[Collected data entries]
┌──
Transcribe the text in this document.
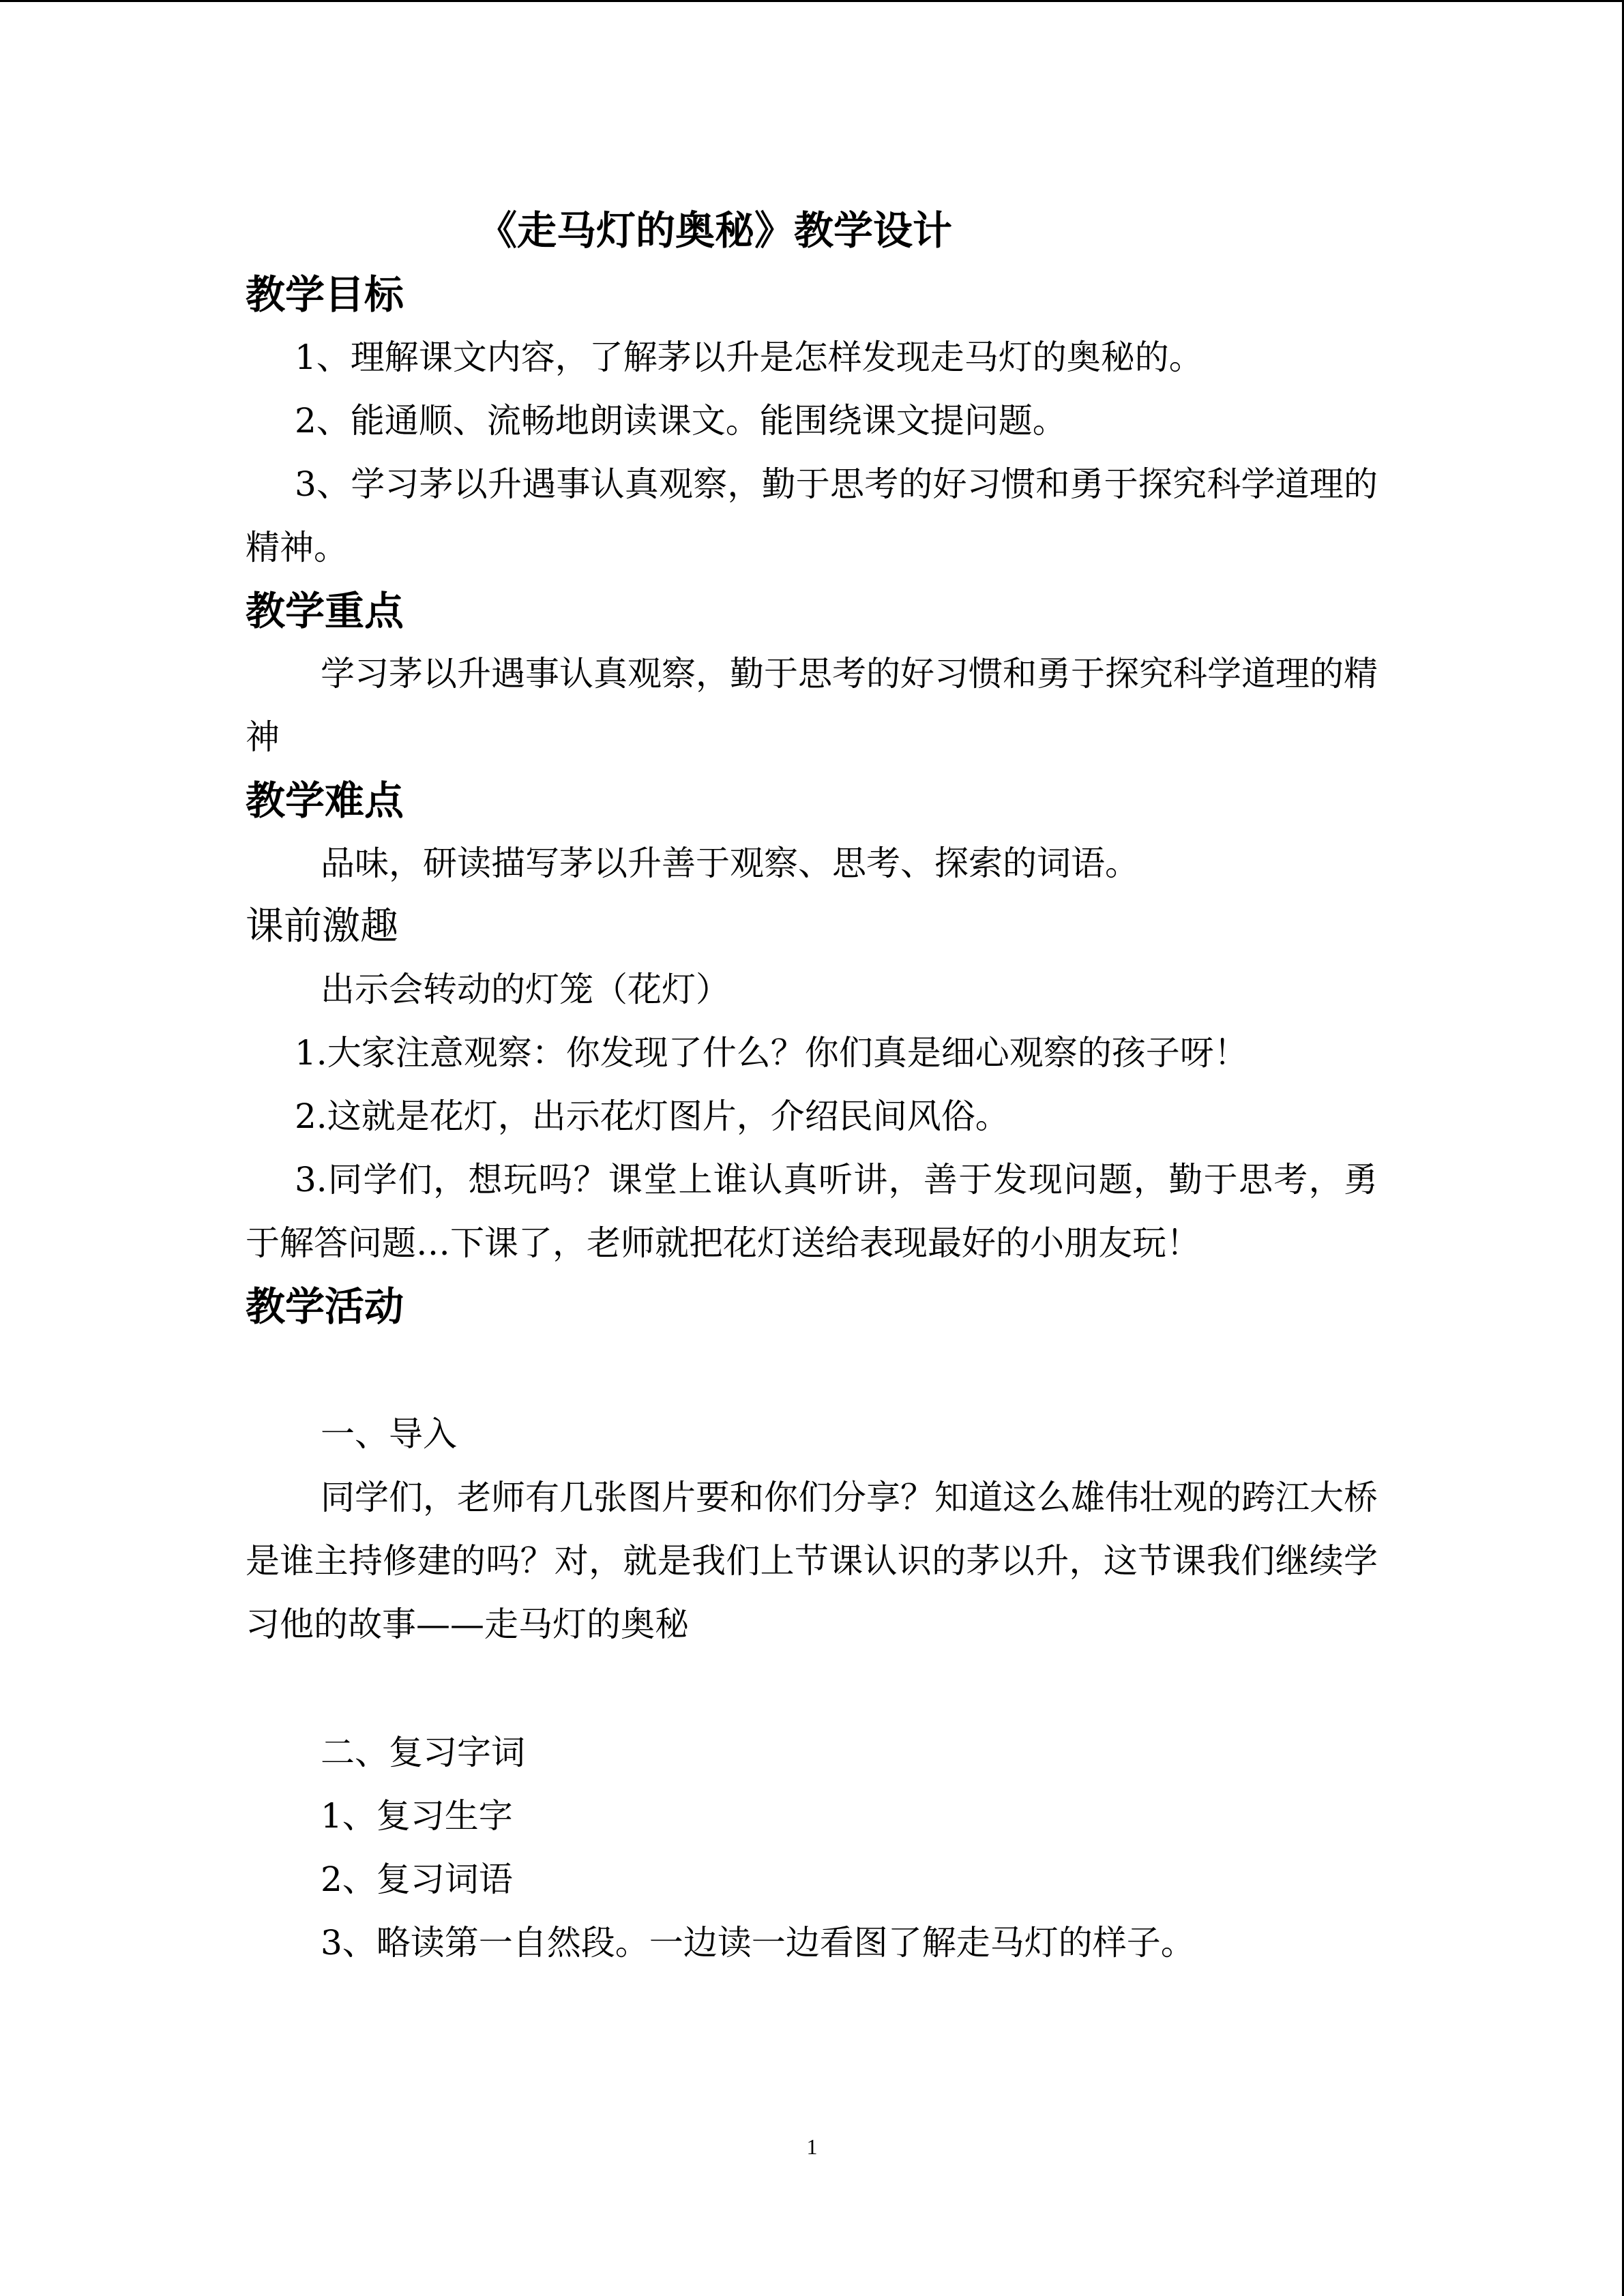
《走马灯的奥秘》教学设计
教学目标

1、理解课文内容，了解茅以升是怎样发现走马灯的奥秘的。

2、能通顺、流畅地朗读课文。能围绕课文提问题。

3、学习茅以升遇事认真观察，勤于思考的好习惯和勇于探究科学道理的精神。

教学重点

学习茅以升遇事认真观察，勤于思考的好习惯和勇于探究科学道理的精神

教学难点

品味，研读描写茅以升善于观察、思考、探索的词语。

课前激趣

出示会转动的灯笼（花灯）

1.大家注意观察：你发现了什么？你们真是细心观察的孩子呀！

2.这就是花灯，出示花灯图片，介绍民间风俗。

3.同学们，想玩吗？课堂上谁认真听讲，善于发现问题，勤于思考，勇于解答问题…下课了，老师就把花灯送给表现最好的小朋友玩！

教学活动

一、导入

同学们，老师有几张图片要和你们分享？知道这么雄伟壮观的跨江大桥是谁主持修建的吗？对，就是我们上节课认识的茅以升，这节课我们继续学习他的故事——走马灯的奥秘

二、复习字词

1、复习生字

2、复习词语

3、略读第一自然段。一边读一边看图了解走马灯的样子。

1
└──
**Task brief**
Each line in the records above should be reproduced exactly; images are not copied.

**Task answer**
Transcribe the text in this document.
《走马灯的奥秘》教学设计
教学目标

1、理解课文内容，了解茅以升是怎样发现走马灯的奥秘的。

2、能通顺、流畅地朗读课文。能围绕课文提问题。

3、学习茅以升遇事认真观察，勤于思考的好习惯和勇于探究科学道理的精神。

教学重点

学习茅以升遇事认真观察，勤于思考的好习惯和勇于探究科学道理的精神

教学难点

品味，研读描写茅以升善于观察、思考、探索的词语。

课前激趣

出示会转动的灯笼（花灯）

1.大家注意观察：你发现了什么？你们真是细心观察的孩子呀！

2.这就是花灯，出示花灯图片，介绍民间风俗。

3.同学们，想玩吗？课堂上谁认真听讲，善于发现问题，勤于思考，勇于解答问题…下课了，老师就把花灯送给表现最好的小朋友玩！

教学活动

一、导入

同学们，老师有几张图片要和你们分享？知道这么雄伟壮观的跨江大桥是谁主持修建的吗？对，就是我们上节课认识的茅以升，这节课我们继续学习他的故事——走马灯的奥秘

二、复习字词

1、复习生字

2、复习词语

3、略读第一自然段。一边读一边看图了解走马灯的样子。

1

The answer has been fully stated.